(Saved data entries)

## begin

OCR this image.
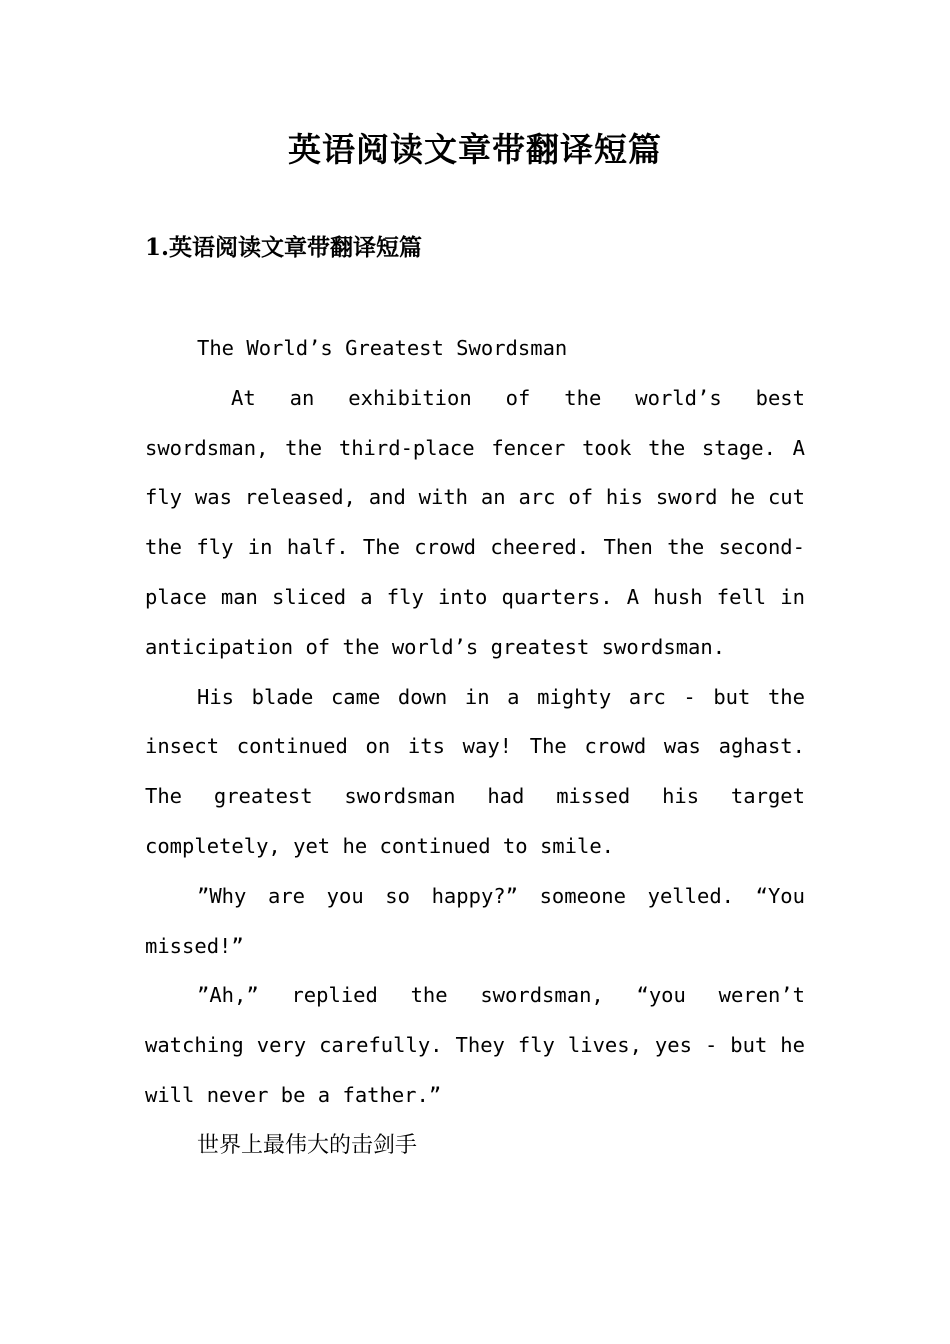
英语阅读文章带翻译短篇
1.英语阅读文章带翻译短篇

The World’s Greatest Swordsman

At an exhibition of the world’s best swordsman, the third-place fencer took the stage. A fly was released, and with an arc of his sword he cut the fly in half. The crowd cheered. Then the second-place man sliced a fly into quarters. A hush fell in anticipation of the world’s greatest swordsman.

His blade came down in a mighty arc - but the insect continued on its way! The crowd was aghast. The greatest swordsman had missed his target completely, yet he continued to smile.

”Why are you so happy?” someone yelled. “You missed!”

”Ah,” replied the swordsman, “you weren’t watching very carefully. They fly lives, yes - but he will never be a father.”

世界上最伟大的击剑手
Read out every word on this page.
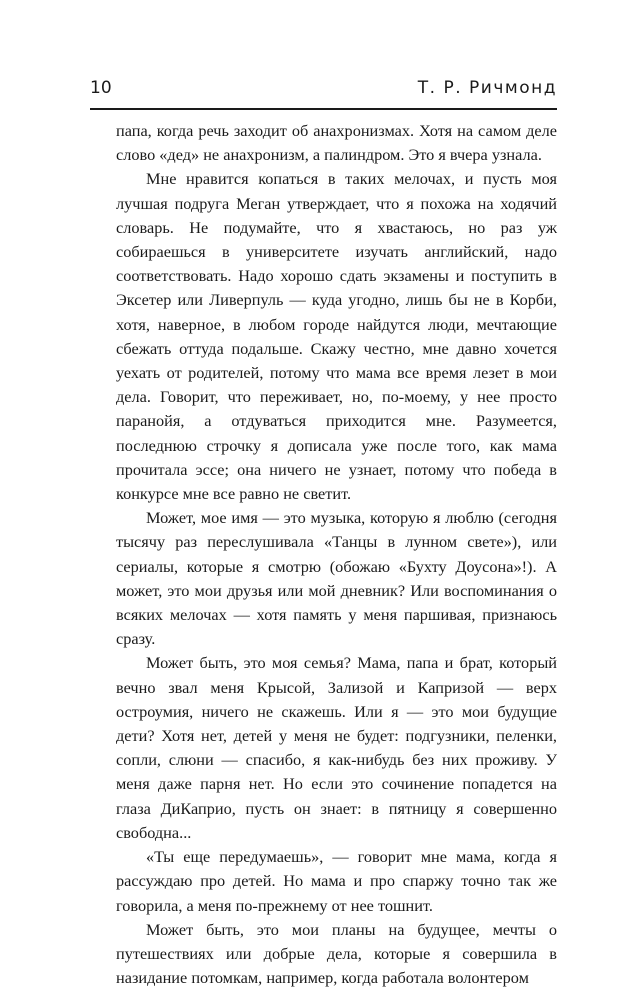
10	Т. Р. Ричмонд

папа, когда речь заходит об анахронизмах. Хотя на самом деле слово «дед» не анахронизм, а палиндром. Это я вчера узнала.

Мне нравится копаться в таких мелочах, и пусть моя лучшая подруга Меган утверждает, что я похожа на ходячий словарь. Не подумайте, что я хвастаюсь, но раз уж собираешься в университете изучать английский, надо соответствовать. Надо хорошо сдать экзамены и поступить в Эксетер или Ливерпуль — куда угодно, лишь бы не в Корби, хотя, наверное, в любом городе найдутся люди, мечтающие сбежать оттуда подальше. Скажу честно, мне давно хочется уехать от родителей, потому что мама все время лезет в мои дела. Говорит, что переживает, но, по-моему, у нее просто паранойя, а отдуваться приходится мне. Разумеется, последнюю строчку я дописала уже после того, как мама прочитала эссе; она ничего не узнает, потому что победа в конкурсе мне все равно не светит.

Может, мое имя — это музыка, которую я люблю (сегодня тысячу раз переслушивала «Танцы в лунном свете»), или сериалы, которые я смотрю (обожаю «Бухту Доусона»!). А может, это мои друзья или мой дневник? Или воспоминания о всяких мелочах — хотя память у меня паршивая, признаюсь сразу.

Может быть, это моя семья? Мама, папа и брат, который вечно звал меня Крысой, Зализой и Капризой — верх остроумия, ничего не скажешь. Или я — это мои будущие дети? Хотя нет, детей у меня не будет: подгузники, пеленки, сопли, слюни — спасибо, я как-нибудь без них проживу. У меня даже парня нет. Но если это сочинение попадется на глаза ДиКаприо, пусть он знает: в пятницу я совершенно свободна...

«Ты еще передумаешь», — говорит мне мама, когда я рассуждаю про детей. Но мама и про спаржу точно так же говорила, а меня по-прежнему от нее тошнит.

Может быть, это мои планы на будущее, мечты о путешествиях или добрые дела, которые я совершила в назидание потомкам, например, когда работала волонтером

## end

Collect each line holding the string "missed".

- Final result:
His blade came down in a mighty arc - but the insect continued on its way! The crowd was aghast. The greatest swordsman had missed his target completely, yet he continued to smile.
”Why are you so happy?” someone yelled. “You missed!”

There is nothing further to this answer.